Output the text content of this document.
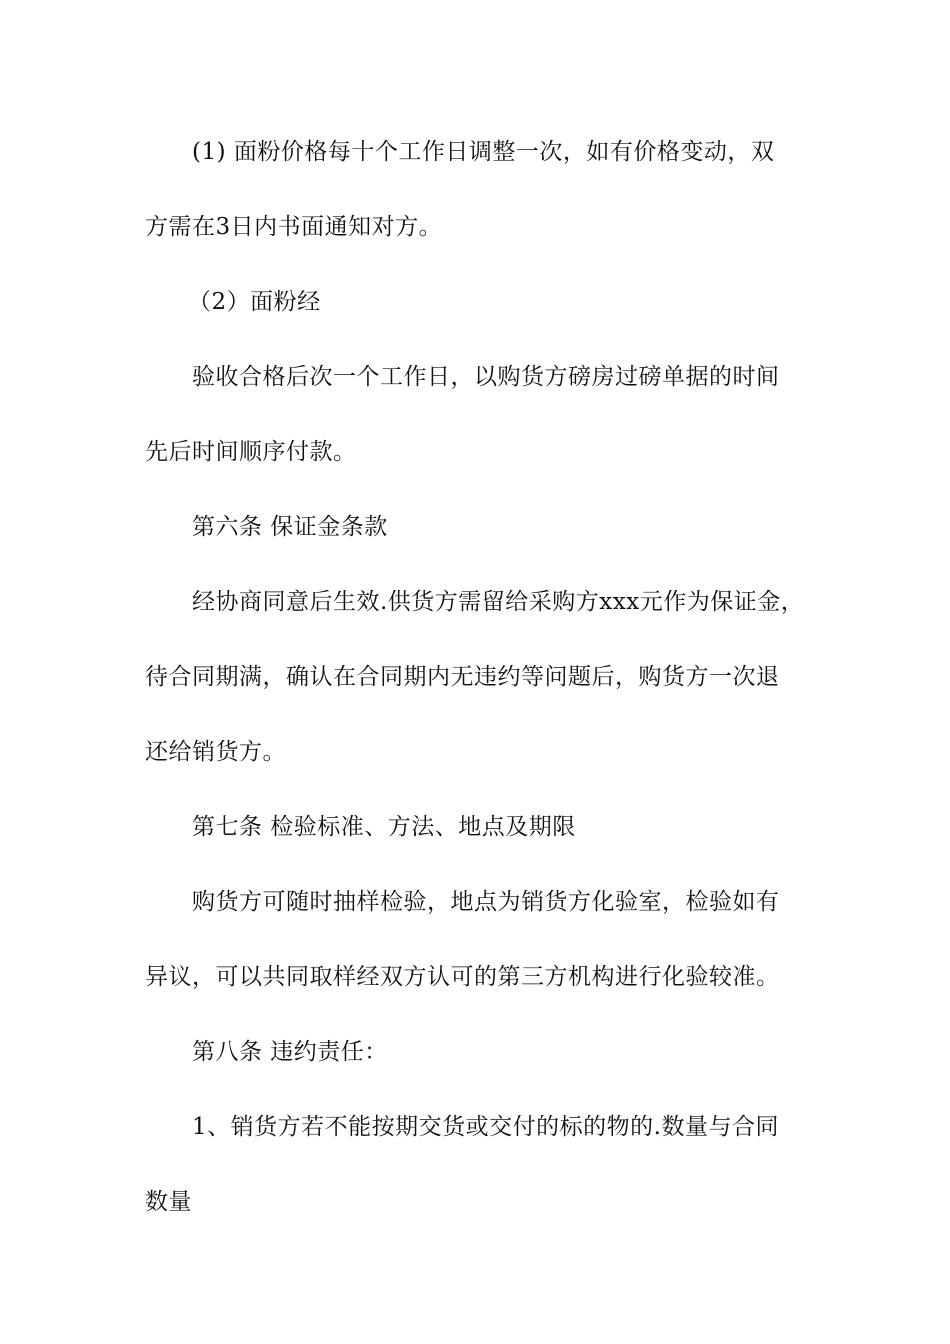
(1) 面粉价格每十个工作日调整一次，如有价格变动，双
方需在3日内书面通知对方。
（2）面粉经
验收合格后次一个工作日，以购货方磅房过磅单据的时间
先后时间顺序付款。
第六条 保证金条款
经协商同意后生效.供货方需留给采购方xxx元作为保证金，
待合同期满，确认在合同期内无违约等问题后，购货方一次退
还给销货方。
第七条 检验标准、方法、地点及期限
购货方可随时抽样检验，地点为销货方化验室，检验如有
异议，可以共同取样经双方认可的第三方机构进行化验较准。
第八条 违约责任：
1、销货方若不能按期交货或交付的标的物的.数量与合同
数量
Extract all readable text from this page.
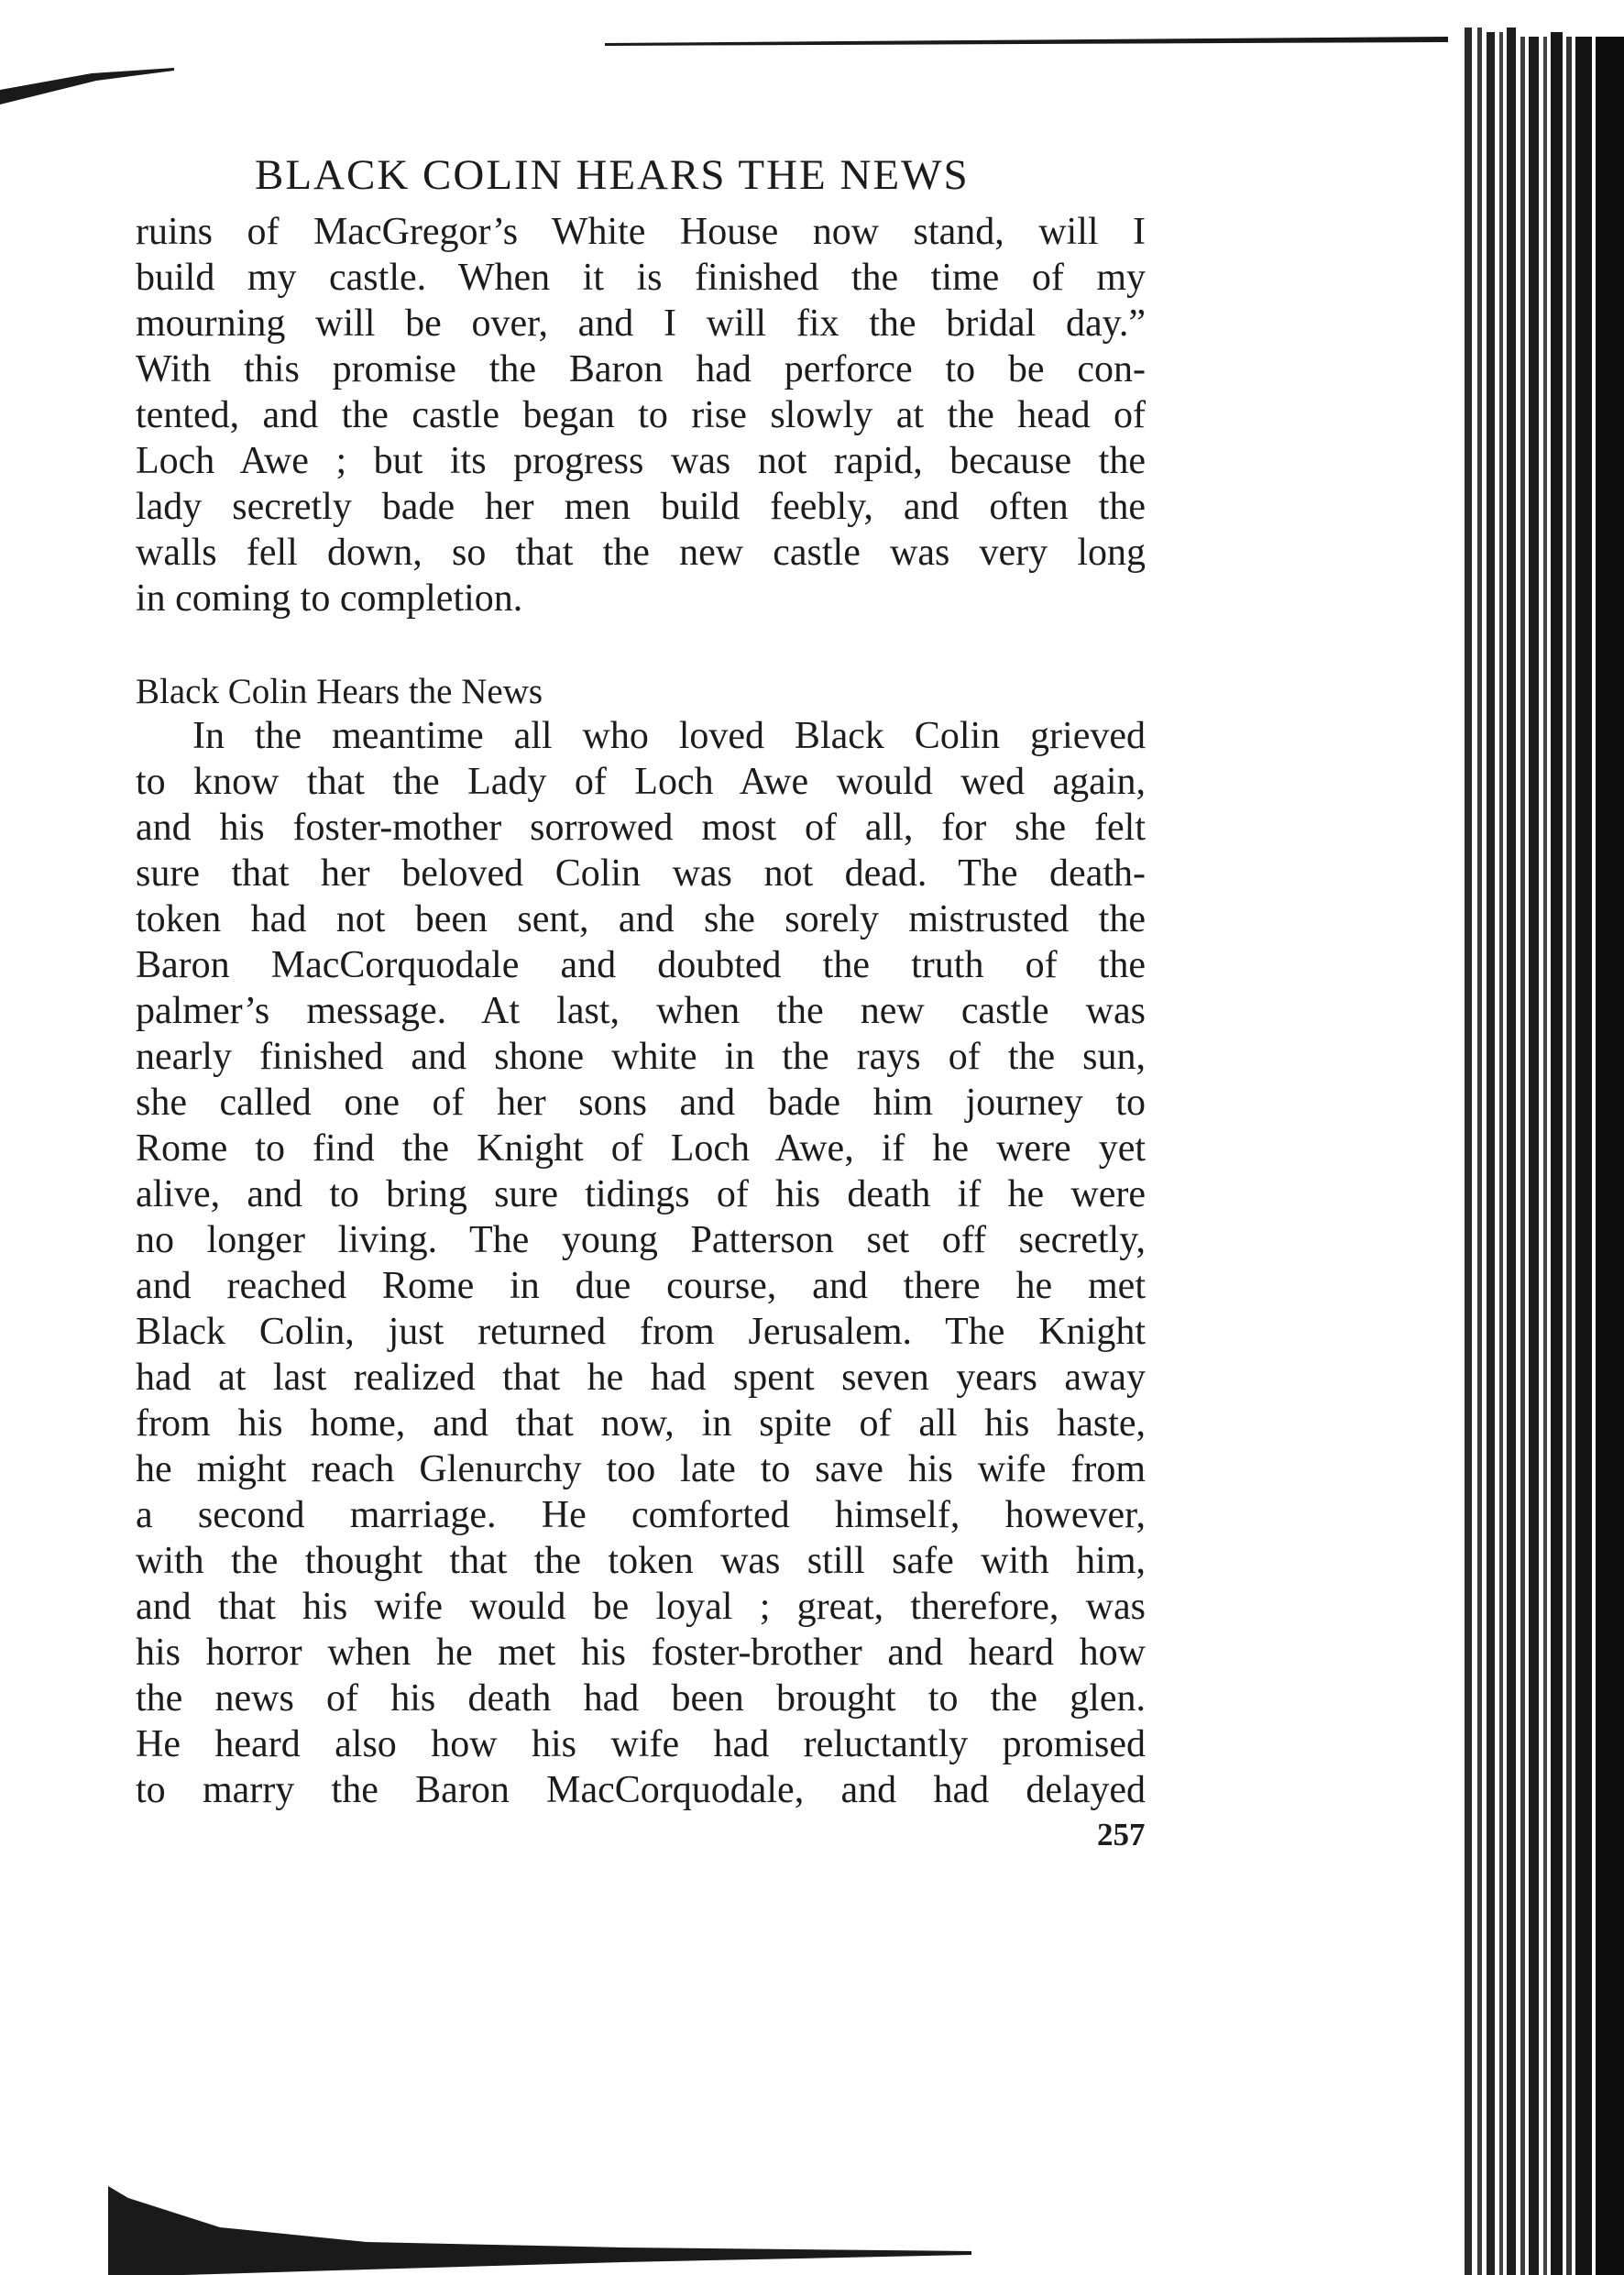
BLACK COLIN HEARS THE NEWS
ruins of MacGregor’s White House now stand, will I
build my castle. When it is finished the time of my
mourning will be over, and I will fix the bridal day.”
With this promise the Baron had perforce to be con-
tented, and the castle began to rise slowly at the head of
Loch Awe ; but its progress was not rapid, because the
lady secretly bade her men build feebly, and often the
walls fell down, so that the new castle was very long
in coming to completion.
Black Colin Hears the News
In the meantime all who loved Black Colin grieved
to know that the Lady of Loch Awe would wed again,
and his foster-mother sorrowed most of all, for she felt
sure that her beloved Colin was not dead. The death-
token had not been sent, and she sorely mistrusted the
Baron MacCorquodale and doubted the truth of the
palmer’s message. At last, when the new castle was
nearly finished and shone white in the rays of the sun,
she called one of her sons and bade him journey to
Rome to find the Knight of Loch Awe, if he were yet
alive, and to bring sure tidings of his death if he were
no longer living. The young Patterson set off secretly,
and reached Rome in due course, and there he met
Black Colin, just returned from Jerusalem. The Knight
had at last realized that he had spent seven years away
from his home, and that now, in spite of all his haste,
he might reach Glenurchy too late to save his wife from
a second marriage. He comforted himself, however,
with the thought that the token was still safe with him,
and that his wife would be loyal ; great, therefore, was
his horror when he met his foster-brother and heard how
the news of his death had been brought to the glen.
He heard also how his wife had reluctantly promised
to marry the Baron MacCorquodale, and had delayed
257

* * *

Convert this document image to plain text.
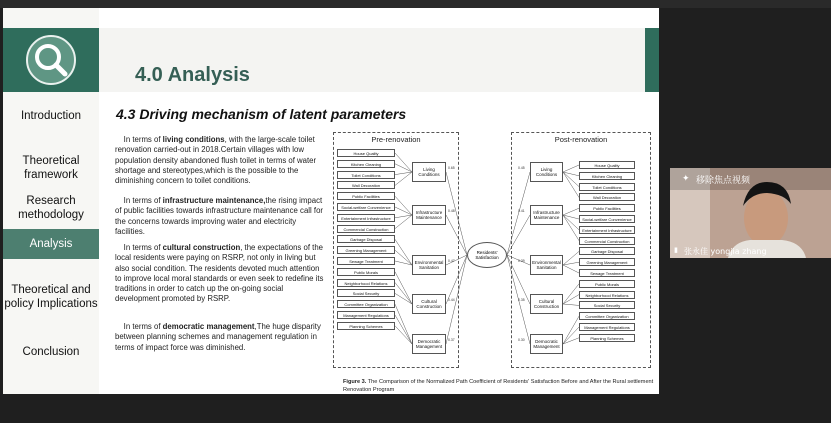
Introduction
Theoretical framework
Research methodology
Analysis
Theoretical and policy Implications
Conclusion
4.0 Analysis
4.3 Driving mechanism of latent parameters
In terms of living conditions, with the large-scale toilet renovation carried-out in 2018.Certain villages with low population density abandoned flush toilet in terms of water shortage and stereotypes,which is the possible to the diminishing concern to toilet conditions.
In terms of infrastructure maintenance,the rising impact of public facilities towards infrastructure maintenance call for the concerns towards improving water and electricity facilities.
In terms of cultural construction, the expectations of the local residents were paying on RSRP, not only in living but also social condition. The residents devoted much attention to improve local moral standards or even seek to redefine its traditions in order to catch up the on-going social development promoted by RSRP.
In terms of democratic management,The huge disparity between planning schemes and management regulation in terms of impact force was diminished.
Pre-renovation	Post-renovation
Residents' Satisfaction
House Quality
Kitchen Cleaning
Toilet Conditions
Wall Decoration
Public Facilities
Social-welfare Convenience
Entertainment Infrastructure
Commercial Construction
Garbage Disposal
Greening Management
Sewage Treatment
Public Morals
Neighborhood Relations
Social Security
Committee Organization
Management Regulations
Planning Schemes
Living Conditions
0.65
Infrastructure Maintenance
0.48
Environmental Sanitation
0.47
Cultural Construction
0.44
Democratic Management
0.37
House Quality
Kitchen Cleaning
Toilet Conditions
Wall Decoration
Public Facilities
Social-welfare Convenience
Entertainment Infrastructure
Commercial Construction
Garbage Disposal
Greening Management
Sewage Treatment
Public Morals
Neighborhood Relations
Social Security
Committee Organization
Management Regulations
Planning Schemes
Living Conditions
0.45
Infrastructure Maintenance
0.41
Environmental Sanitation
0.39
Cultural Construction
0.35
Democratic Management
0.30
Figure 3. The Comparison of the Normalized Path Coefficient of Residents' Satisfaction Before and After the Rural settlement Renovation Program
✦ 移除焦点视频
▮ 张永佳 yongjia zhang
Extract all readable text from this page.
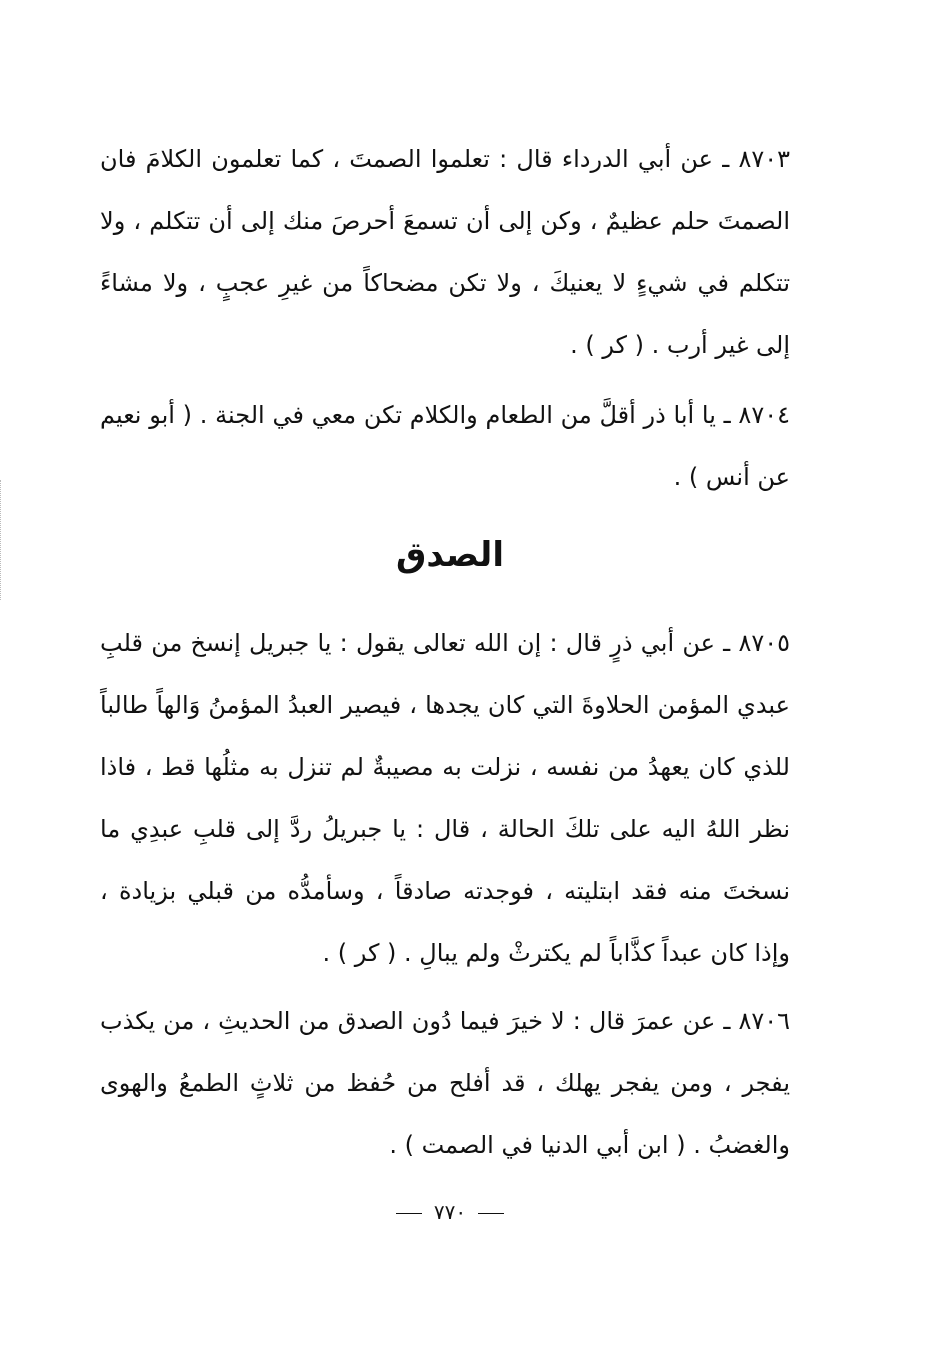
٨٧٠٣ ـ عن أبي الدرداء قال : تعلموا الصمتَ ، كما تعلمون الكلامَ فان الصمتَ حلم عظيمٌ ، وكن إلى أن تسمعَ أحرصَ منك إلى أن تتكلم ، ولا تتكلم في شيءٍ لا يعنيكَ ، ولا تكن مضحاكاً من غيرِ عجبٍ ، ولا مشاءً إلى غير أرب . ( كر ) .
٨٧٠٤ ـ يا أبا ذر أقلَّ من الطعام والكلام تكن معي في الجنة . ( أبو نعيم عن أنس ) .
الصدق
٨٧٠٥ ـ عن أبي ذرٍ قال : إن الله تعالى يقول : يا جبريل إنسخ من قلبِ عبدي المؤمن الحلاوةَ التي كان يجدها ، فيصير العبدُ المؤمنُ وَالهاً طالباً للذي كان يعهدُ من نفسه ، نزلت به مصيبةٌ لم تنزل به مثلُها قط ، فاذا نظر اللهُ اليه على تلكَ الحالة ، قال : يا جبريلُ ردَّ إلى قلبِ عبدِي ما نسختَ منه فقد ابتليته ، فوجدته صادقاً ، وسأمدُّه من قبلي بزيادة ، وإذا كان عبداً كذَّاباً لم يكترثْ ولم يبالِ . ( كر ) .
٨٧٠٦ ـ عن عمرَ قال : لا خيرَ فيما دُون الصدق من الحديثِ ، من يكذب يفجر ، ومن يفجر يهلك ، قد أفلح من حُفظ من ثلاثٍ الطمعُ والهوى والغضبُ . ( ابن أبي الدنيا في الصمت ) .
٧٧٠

- [WRITTEN INSTRUCTION]: Filter out every line that lacks the word "secretly", and copy the rest.

- [SOLUTION FOR THIS EXERCISE]:
lady secretly bade her men build feebly, and often the
no longer living. The young Patterson set off secretly,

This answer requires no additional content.